- What you should do: Show only lines that include "yield".

- Records shown:
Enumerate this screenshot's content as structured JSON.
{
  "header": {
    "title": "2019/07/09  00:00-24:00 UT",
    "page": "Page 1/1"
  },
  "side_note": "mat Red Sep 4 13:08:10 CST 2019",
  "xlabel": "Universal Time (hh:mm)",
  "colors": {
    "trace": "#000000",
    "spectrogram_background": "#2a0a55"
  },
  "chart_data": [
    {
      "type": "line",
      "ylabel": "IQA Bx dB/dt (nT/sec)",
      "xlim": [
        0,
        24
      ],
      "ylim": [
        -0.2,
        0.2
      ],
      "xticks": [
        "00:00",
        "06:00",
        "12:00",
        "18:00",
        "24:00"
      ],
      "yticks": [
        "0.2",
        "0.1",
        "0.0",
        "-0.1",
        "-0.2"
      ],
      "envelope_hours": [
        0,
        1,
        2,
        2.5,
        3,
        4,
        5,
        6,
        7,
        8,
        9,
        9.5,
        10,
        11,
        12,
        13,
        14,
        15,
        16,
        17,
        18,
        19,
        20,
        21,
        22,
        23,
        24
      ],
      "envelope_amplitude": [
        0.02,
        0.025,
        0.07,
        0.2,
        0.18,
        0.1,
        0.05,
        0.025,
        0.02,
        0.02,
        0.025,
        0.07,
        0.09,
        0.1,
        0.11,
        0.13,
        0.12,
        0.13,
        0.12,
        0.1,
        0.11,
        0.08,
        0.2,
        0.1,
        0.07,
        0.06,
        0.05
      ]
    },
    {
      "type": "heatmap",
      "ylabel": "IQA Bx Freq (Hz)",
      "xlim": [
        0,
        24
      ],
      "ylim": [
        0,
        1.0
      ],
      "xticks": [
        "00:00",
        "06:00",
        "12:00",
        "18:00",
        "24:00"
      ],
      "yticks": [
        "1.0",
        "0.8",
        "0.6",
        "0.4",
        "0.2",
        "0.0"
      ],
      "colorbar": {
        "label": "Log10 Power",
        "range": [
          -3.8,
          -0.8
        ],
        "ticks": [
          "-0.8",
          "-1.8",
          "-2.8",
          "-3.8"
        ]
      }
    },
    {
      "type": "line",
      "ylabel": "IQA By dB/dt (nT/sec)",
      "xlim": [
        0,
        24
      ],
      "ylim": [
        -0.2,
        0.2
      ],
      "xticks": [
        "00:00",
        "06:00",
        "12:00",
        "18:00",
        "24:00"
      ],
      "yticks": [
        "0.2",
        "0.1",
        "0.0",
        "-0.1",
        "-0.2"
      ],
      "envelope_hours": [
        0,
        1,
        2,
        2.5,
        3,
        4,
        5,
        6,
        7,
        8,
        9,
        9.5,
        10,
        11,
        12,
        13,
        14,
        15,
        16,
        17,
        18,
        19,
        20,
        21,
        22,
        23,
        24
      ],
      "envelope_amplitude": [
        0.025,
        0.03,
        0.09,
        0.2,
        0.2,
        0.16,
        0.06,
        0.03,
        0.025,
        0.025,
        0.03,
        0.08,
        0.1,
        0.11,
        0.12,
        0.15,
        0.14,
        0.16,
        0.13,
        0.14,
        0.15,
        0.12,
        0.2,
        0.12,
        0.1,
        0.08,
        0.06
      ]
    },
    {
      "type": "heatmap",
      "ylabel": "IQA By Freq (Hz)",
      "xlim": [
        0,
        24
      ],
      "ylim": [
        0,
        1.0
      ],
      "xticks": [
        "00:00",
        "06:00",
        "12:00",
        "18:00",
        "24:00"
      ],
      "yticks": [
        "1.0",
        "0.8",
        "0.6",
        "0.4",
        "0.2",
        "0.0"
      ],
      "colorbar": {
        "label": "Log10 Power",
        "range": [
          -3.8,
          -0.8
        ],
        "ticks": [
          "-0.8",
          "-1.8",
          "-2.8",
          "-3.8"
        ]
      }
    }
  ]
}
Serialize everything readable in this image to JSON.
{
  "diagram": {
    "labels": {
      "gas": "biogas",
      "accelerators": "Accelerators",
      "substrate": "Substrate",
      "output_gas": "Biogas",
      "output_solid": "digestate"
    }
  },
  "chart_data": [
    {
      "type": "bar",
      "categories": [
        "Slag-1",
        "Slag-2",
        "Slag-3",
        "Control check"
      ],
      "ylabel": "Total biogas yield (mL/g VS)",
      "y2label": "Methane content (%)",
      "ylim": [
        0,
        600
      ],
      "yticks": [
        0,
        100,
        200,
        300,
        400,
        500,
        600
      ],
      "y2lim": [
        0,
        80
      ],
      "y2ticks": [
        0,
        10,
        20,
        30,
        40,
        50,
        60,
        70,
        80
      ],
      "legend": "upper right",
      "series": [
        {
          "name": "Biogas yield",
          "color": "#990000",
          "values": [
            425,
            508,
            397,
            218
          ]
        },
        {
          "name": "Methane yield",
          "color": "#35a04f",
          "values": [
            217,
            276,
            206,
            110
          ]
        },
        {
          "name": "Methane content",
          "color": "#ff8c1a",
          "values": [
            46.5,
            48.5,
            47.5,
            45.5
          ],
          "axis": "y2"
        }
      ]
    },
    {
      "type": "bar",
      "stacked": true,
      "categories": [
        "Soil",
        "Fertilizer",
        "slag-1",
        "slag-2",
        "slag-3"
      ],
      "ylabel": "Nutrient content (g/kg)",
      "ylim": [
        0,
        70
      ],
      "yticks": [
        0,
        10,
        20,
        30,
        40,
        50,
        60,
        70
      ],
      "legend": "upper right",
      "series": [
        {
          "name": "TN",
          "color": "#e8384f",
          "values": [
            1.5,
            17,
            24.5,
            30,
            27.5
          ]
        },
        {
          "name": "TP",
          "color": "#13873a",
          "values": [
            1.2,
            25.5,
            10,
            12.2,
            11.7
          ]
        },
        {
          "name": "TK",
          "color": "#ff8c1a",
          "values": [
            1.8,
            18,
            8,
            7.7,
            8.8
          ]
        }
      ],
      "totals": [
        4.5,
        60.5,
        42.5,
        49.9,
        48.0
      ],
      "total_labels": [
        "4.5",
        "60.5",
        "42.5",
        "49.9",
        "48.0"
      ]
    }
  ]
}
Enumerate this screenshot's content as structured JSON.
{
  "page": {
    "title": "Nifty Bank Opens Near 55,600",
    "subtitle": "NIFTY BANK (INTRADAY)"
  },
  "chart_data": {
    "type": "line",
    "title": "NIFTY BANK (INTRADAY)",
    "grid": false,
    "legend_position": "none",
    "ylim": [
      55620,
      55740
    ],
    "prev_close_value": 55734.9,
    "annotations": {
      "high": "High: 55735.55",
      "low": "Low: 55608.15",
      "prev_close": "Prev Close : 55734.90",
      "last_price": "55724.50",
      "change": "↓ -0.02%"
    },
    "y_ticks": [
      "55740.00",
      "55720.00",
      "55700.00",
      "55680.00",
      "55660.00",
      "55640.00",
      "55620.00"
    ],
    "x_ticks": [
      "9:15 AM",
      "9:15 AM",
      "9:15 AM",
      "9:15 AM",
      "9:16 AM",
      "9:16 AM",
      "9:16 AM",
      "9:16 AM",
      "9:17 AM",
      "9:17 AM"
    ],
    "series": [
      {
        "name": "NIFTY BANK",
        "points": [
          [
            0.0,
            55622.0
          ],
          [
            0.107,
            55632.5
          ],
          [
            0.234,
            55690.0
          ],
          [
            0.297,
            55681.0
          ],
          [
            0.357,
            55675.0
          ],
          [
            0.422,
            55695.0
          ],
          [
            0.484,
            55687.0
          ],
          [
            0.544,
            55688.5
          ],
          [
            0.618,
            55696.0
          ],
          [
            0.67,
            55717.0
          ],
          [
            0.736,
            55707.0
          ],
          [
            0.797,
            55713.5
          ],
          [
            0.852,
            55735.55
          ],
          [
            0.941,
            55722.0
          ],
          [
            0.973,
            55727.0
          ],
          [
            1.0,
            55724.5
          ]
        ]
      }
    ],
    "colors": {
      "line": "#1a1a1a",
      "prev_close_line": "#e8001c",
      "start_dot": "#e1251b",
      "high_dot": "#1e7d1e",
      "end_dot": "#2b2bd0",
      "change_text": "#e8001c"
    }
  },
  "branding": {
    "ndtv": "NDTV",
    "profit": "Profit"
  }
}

- Worked answer:
      "ylabel": "Total biogas yield (mL/g VS)",
          "name": "Biogas yield",
          "name": "Methane yield",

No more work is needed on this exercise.